## EXERCISE TASK
Copy the data word for word, keeping every line.

(A block of data)

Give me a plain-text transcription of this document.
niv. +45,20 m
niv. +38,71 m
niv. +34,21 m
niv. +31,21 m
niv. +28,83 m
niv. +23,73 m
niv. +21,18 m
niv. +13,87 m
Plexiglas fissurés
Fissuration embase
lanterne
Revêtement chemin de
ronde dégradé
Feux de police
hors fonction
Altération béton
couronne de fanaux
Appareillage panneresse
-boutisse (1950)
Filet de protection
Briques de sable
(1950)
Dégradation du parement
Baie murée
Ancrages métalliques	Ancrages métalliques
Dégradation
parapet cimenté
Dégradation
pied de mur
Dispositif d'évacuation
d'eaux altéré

## WRITTEN RESPONSE
Give me a plain-text transcription of this document.
niv. +45,20 m
niv. +38,71 m
niv. +34,21 m
niv. +31,21 m
niv. +28,83 m
niv. +23,73 m
niv. +21,18 m
niv. +13,87 m
Plexiglas fissurés
Fissuration embase
lanterne
Revêtement chemin de
ronde dégradé
Feux de police
hors fonction
Altération béton
couronne de fanaux
Appareillage panneresse
-boutisse (1950)
Filet de protection
Briques de sable
(1950)
Dégradation du parement
Baie murée
Ancrages métalliques	Ancrages métalliques
Dégradation
parapet cimenté
Dégradation
pied de mur
Dispositif d'évacuation
d'eaux altéré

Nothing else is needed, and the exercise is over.